A $544,933 Fine for Failing To File Paperwork
The court explained that “the penalties were computed by taking the total balance reaching its peak during the period—Saydam’s 2014 foreign holdings tallying $875,127. That amount was halved to $437,564 and then allocated across the five years in proportion,” resulting in a total of $544,933 when interest is included.
“No fraud, no evasion, no criminal charges. Merely five years of paperwork neglect punished as if he’d stashed millions in the Caymans and erased the records,” remarked Andrew Leahey, a law professor at Drexel University, in Forbes. “When did reporting of Foreign Bank and Financial Accounts (FBAR) stop being about transparency and start resembling a fiscal firing squad?”
Leahey pointed out that FBAR penalties originated as tools to combat “serious financial crimes…such as money laundering, tax evasion, and organized fraud schemes,” but have evolved into a device to penalize anyone who maintains a financial presence abroad without keeping Uncle Sam informed. A failure to file can, in effect, become a financial death sentence for unlucky taxpayers, even without any intent to defraud.
“What the Saydam case demonstrates, perhaps more clearly than most FBAR cases recently, is that the regime now punishes technical missteps more harshly than some actual frauds,” he added.
Criminal Penalties Would Have Been Less
In Saydam’s situation, Judge Donna M. Ryu agreed that the penalty was punitive and far exceeded the fines deemed excessive in other cases. She also conceded, as did the government, that a criminal charge would have carried a lighter sanction: “Saydam’s total FBAR penalty of $437,564 is 3.1 times larger than the maximum $139,000 fine permitted under the Sentencing Guidelines.” Yet she added that “the fact that the penalty surpasses the Guidelines maximum is not dispositive.”
Ryu argued that “it is not the court’s role to legislate or second-guess the wisdom of the FBAR penalty scheme.” She invoked earlier rulings stating that “so long as the government provides an unrebutted commonsense explanation or some—even if relatively weak—evidence justifying its fine, it will likely prevail against an Excessive Fines Clause challenge.” Never mind that the Excessive Fines Clause resides in the Eighth Amendment and prevails over laws and administrative interpretations.

» Things to do:
(a) According to the FBAR penalty article, what did Saydam's foreign holdings total in 2014, the period's peak?
(b) Continue the FBAR penalty article from its final sentence.

» Source data:

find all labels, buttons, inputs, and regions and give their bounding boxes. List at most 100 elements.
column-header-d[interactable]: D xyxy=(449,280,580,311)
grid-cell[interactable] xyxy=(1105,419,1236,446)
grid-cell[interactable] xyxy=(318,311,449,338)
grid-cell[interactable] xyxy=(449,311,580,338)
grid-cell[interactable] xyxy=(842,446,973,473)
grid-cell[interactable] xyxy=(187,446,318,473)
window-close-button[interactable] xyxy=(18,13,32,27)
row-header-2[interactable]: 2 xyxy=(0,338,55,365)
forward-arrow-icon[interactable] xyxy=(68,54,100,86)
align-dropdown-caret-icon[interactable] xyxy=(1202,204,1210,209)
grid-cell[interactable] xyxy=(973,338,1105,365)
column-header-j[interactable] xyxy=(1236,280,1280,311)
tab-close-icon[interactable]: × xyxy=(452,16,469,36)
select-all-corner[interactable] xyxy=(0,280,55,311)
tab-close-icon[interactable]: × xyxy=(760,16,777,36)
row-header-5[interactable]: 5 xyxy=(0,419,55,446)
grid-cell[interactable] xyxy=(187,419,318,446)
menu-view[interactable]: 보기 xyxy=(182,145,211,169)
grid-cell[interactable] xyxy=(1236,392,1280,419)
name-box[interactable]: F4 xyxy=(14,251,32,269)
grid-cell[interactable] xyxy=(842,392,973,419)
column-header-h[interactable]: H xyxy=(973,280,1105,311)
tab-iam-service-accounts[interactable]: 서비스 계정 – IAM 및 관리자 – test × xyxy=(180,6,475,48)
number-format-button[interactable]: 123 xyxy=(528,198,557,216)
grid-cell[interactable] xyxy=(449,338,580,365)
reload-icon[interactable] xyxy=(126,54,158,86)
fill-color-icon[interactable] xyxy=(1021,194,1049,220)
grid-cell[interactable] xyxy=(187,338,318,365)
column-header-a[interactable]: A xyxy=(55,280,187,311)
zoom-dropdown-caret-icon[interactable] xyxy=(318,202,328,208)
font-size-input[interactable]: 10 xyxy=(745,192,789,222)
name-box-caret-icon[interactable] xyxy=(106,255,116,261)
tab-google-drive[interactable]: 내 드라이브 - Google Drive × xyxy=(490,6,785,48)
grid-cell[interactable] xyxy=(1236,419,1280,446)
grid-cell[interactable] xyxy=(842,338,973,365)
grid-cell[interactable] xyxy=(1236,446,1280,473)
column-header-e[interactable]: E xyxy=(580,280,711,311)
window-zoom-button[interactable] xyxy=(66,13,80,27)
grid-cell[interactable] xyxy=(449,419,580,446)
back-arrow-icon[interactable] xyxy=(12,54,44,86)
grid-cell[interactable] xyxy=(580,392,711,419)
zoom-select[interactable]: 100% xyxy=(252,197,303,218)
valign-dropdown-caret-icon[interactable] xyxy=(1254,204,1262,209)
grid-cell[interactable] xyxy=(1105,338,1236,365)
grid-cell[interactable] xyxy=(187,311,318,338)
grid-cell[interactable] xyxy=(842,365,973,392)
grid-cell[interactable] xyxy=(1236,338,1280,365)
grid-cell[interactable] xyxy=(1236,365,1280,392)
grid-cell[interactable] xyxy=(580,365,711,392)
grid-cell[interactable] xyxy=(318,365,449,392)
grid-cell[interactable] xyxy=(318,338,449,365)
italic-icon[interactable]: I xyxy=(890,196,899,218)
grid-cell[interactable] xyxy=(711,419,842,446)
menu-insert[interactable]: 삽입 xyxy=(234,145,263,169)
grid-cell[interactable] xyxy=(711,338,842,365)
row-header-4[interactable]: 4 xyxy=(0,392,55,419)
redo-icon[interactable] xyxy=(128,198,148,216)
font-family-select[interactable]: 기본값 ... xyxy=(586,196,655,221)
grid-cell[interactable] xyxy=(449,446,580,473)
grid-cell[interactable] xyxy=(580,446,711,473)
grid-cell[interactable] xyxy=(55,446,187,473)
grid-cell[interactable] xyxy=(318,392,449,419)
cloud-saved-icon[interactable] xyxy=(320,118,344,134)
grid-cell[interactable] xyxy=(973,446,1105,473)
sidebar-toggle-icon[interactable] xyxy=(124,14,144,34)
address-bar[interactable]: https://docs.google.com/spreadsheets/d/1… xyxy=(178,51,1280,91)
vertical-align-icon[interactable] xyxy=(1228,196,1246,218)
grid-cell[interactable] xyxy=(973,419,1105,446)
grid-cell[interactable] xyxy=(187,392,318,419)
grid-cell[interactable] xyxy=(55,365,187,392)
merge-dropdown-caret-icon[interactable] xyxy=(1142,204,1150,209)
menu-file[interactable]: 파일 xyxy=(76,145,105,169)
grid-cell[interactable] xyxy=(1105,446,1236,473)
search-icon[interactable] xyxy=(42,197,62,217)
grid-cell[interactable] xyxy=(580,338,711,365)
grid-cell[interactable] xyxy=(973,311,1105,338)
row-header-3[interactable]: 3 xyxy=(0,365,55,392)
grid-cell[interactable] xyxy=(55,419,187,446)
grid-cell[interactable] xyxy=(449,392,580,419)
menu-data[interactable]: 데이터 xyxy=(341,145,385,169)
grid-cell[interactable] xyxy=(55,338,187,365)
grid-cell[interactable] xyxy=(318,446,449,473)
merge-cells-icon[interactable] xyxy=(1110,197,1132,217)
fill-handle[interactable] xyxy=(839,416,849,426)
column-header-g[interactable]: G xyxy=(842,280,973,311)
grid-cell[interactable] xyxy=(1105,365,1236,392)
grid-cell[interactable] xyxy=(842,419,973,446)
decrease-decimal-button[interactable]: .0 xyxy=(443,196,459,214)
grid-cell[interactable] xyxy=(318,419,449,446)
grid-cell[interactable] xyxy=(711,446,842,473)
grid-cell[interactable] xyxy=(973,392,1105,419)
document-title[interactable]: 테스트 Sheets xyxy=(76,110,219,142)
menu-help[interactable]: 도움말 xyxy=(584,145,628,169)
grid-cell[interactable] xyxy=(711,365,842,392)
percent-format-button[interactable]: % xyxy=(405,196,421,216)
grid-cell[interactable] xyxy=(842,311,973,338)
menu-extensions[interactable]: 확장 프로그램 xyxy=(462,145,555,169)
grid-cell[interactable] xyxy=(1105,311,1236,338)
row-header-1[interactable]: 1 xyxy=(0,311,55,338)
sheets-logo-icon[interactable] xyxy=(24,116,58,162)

» List of answers:
(a) $875,127

(b)
In other words, anyone could offer a “relatively weak” justification for almost anything, making a successful challenge to excessive fines unlikely under this judge. That effectively grants officials broad latitude—within Congress’s wide framework—to sanction people harshly for navigating byzantine financial paperwork. The judge’s remarks imply that for her and many peers, the Eighth Amendment is essentially nonfunctional beyond criminal cases.
Consequently, fines become, in effect, a means of compelling obedience rather than a measured response to actual harm caused.
To this point, Leahey adds, “when civil penalties detach from any link to real harm, the tax system ceases to resemble a regulatory framework and turns into a revenue-collection machine—directed, in this instance, at immigrant households.”
A Continuing Fight Against Excessive Fines
With backing from the Institute for Justice, Tuncay Saydam continues his challenge to the IRS’s draconian penalties.
“The Eighth Amendment’s Excessive Fines Clause seals a timeless principle: the punishment must fit the offense,” notes I.J. attorney Mike Greenberg. “A runaway civil penalty for a minor reporting lapse is precisely the kind of constraint the Framers designed that provision to enforce.”
The central question now is whether the Ninth Circuit Court of Appeals will treat the Eighth Amendment’s ban on excessive fines with seriousness. Too many courts have treated it as largely moot.